> Trecho selecionado:
==*==
- Relator(a)
- Ministro Francisco Falcão
- Órgão julgador
- Segunda Turma
- Data do julgamento
- 16/02/2017
- Data de publicação
- 08/03/2017
STJ – Acórdão, Rel. Ministro Francisco Falcão, Segunda Turma, j. 16/02/2017, p. 08/03/2017
ADMINISTRATIVO. CONCURSO PÚBLICO. ÓRGÃO GESTOR DE MÃO DE OBRA - OGMO. DISSÍDIO JURISPRUDENCIAL. COTEJO ANALÍTICO. AUSÊNCIA. JULGADOS CONFRONTADOS. AUSÊNCIA DE SIMILITUDE FÁTICA. FASE QUE ANTECEDE A RELAÇÃO DE TRABALHO. COMPETÊNCIA DA JUSTIÇA COMUM. PRECEDENTES. EDITAL. ADEQUAÇÃO À CONVENÇÃO COLETIVA DE TRABALHO. ÓBICE DAS SÚMULAS 5 E 7 DO STJ. I - Cinge-se a controvérsia acerca da possibilidade de se exigir experiência profissional em edital de processo seletivo para inscrição de trabalhadores portuários avulsos em cadastro no Órgão Gestor de Mão de Obra, ainda que tal exigência não esteja prevista em lei ou normas coletivas. II - O recurso especial não pode ser conhecido com fundamento na alínea c do permissivo constitucional, pois o recorrente deixou de proceder ao cotejo analítico entre os arestos confrontados, com o escopo de demonstrar que partiram de situações fático-jurídicas idênticas e adotaram conclusões discrepantes. III - Ainda que ultrapassado o aludido óbice, observa-se que não há similitude dos fatos analisados nos arestos confrontados a caracterizar o suposto dissídio. IV - A jurisprudência deste Superior Tribunal de Justiça é pacífica no sentido de que a discussão sobre os critérios de contratação de trabalhadores antecede o contrato de trabalho, razão pela qual a competência ratione materiae para processar e julgar tais feitos pertence à Justiça Comum, e não à laboral. A existência de decisão liminar que confere ao candidato o direito de participar da seleção não configura, por si só, relação de trabalho (sentido lato). V - Para se concluir de forma contrária a do acórdão recorrido e reconhecer a observância do edital às normas de contrato, convenção ou acordo coletivo de trabalho e, por conseguinte, analisar a suposta violação do art. 28 da Lei n. 8.630/93, é necessário o reexame da convenção coletiva de trabalho, bem como a incursão no conjunto fático-probatório, procedimento obstado pelos enunciados das Súmulas 5 e 7 do Superior Tribunal de Justiça. VI - Agravo interno improvido. (AgInt no REsp n. 1.423.789/ES, relator Ministro Francisco Falcão, Segunda Turma, julgado em 16/2/2017, DJe de 8/3/2017.)
==*==
> Dados para análise:
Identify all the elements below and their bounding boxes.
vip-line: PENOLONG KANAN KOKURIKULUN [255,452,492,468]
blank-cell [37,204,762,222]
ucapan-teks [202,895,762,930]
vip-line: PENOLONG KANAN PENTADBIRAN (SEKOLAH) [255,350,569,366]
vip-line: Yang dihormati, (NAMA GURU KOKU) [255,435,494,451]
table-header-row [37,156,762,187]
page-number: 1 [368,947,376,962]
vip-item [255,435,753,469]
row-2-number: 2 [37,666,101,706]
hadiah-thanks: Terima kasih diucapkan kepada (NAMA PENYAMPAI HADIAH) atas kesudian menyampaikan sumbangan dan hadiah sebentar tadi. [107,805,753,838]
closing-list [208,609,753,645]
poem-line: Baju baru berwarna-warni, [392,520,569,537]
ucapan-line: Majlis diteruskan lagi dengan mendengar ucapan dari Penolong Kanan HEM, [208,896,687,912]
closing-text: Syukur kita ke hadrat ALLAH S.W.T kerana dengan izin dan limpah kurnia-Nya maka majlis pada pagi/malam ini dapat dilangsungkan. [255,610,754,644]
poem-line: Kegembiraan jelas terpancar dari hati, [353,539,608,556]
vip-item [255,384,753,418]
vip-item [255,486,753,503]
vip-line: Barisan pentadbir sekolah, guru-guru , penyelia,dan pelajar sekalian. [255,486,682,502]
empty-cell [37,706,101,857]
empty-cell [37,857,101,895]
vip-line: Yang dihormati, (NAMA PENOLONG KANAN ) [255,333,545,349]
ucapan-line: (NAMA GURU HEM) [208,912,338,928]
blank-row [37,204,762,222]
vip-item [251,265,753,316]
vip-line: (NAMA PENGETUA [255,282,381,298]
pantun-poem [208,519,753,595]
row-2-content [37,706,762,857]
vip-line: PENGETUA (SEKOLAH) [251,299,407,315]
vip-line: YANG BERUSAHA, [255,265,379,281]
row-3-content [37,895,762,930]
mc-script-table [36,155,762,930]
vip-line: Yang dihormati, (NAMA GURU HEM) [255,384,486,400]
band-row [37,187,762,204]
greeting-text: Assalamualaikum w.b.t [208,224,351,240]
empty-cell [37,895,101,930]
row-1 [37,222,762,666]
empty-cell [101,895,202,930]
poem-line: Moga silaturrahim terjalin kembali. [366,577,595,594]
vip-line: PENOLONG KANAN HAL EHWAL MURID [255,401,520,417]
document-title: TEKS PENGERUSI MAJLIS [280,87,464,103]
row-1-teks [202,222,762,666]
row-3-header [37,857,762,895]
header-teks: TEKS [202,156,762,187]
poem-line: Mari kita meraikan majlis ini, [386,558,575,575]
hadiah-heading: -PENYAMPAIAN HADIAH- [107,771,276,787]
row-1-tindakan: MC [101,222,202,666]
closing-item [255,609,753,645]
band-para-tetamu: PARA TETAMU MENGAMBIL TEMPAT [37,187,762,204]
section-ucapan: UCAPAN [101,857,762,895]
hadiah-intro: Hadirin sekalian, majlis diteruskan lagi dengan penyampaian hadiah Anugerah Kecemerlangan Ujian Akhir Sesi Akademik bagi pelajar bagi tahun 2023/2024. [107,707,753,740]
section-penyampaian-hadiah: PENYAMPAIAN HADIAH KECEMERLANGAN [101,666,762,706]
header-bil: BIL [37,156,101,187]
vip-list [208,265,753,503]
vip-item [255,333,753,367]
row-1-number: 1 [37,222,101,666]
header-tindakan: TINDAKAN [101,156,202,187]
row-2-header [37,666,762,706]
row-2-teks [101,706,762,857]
==*==
> Instruções de trabalho:
• a. As afirmações a seguir estão de acordo com a ementa? (i) A competência para julgar a discussão sobre critérios de contratação de trabalhadores pertence à Justiça do Trabalho. (ii) O agravo interno foi improvido. (iii) O recorrente realizou o cotejo analítico entre os arestos confrontados. Para cada uma, responda sim ou não e cite as palavras decisivas da ementa.
• b. Segundo a ementa, a suposta violação de qual dispositivo legal exigiria o reexame da convenção coletiva de trabalho para ser analisada?

> Soluções dos exercícios:
• a.
(i) Não: "a competência ratione materiae para processar e julgar tais feitos pertence à Justiça Comum, e não à laboral."
(ii) Sim: "VI - Agravo interno improvido."
(iii) Não: "o recorrente deixou de proceder ao cotejo analítico entre os arestos confrontados"

• b. O art. 28 da Lei n. 8.630/93.